** Begin Material provided **

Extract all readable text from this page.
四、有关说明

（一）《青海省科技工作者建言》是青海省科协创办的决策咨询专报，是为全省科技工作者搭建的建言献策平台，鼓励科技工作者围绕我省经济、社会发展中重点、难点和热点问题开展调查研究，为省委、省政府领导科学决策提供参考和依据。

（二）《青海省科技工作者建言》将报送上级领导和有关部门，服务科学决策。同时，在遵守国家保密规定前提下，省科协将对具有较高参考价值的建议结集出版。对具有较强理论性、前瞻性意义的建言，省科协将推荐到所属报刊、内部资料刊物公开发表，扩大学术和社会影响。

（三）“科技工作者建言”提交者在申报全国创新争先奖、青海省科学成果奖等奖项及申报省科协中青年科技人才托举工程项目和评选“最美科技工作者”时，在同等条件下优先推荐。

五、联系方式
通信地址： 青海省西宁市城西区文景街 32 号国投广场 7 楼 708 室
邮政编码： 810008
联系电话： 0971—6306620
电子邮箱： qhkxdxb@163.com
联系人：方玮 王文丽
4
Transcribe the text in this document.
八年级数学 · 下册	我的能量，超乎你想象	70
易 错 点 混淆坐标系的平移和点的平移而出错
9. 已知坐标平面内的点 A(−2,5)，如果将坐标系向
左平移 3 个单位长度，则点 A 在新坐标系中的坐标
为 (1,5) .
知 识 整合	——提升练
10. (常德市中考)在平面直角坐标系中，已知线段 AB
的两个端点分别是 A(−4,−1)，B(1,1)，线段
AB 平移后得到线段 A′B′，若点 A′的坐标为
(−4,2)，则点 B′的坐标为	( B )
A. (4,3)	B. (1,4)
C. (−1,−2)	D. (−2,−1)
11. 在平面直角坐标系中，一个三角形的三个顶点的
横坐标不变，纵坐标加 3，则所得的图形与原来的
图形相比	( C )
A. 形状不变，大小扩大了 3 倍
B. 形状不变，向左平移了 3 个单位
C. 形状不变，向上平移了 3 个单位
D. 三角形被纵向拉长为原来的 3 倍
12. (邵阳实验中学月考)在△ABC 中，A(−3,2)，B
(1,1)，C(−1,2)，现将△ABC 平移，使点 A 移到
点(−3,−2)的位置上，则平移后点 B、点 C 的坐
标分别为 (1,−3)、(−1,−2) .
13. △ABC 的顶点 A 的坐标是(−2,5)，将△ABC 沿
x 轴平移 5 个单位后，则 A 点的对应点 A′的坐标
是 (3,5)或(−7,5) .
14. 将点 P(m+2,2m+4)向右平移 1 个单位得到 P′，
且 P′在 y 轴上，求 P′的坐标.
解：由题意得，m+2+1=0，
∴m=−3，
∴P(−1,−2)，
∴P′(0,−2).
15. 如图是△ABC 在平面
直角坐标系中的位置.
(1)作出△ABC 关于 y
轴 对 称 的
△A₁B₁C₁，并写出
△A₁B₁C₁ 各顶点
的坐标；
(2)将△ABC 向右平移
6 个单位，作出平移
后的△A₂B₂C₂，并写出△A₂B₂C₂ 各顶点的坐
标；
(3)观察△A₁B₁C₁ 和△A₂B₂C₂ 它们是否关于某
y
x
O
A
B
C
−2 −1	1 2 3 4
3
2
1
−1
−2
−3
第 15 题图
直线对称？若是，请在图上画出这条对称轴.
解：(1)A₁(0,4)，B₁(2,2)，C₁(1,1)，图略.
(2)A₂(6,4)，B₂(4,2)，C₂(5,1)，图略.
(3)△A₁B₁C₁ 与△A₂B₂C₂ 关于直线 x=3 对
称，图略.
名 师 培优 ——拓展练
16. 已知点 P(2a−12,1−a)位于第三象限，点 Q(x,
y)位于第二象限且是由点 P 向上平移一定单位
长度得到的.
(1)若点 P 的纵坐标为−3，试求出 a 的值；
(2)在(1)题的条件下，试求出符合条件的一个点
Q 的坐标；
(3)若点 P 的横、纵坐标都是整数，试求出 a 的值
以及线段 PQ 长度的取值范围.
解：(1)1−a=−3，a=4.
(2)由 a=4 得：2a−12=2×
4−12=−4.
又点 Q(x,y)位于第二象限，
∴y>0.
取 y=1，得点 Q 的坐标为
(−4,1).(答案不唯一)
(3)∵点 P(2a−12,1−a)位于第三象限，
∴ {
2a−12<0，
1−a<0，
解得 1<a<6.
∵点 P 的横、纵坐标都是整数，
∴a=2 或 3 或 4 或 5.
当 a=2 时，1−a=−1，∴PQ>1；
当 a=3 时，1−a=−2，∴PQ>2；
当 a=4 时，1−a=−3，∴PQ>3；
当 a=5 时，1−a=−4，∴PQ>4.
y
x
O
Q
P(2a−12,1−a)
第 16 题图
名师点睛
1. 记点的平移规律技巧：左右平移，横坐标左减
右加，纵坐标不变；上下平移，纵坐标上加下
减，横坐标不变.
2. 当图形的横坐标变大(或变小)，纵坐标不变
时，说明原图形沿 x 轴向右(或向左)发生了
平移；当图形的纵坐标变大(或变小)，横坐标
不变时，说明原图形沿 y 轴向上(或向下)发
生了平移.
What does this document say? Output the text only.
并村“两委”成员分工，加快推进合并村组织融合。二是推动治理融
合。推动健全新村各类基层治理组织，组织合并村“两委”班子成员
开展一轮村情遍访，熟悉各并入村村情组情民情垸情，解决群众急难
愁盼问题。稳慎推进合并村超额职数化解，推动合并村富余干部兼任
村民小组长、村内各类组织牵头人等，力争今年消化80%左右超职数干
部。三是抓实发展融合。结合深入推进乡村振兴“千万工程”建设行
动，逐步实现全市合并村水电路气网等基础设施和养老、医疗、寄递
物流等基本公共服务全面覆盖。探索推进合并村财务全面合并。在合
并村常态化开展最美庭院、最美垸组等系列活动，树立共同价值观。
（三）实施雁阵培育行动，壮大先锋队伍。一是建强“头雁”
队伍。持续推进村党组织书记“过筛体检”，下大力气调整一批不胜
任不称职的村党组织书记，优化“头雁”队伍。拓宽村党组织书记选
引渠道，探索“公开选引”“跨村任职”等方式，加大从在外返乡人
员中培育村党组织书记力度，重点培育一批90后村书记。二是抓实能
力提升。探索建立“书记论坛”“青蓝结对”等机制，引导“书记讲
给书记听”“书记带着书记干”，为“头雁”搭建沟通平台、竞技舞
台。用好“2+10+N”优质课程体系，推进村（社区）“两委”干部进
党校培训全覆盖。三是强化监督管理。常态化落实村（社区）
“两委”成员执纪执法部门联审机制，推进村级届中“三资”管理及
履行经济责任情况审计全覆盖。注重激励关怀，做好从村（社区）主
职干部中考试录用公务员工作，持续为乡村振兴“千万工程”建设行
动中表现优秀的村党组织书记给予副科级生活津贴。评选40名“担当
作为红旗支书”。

** End Material provided **

Short problem
Across the entries above, how many lines contain "的坐标为"? Provide only the count.

Completed exercise
3